WHAT YOU SHOULD DO: Output the data exactly, with every line intact.

EXTRACTED INFORMATION:
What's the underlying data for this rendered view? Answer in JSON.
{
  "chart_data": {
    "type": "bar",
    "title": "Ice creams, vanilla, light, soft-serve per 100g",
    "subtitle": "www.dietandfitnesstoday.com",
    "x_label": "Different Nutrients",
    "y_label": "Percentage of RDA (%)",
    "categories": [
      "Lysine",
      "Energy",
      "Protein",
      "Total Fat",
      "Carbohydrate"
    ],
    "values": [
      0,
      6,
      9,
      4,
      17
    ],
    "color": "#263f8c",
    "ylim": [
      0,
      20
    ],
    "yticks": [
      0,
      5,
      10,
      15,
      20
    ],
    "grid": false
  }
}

TASK SOLUTION:
What's the underlying data for this rendered view? Answer in JSON.
{
  "chart_data": {
    "type": "bar",
    "title": "Ice creams, vanilla, light, soft-serve per 100g",
    "subtitle": "www.dietandfitnesstoday.com",
    "x_label": "Different Nutrients",
    "y_label": "Percentage of RDA (%)",
    "categories": [
      "Lysine",
      "Energy",
      "Protein",
      "Total Fat",
      "Carbohydrate"
    ],
    "values": [
      0,
      6,
      9,
      4,
      17
    ],
    "color": "#263f8c",
    "ylim": [
      0,
      20
    ],
    "yticks": [
      0,
      5,
      10,
      15,
      20
    ],
    "grid": false
  }
}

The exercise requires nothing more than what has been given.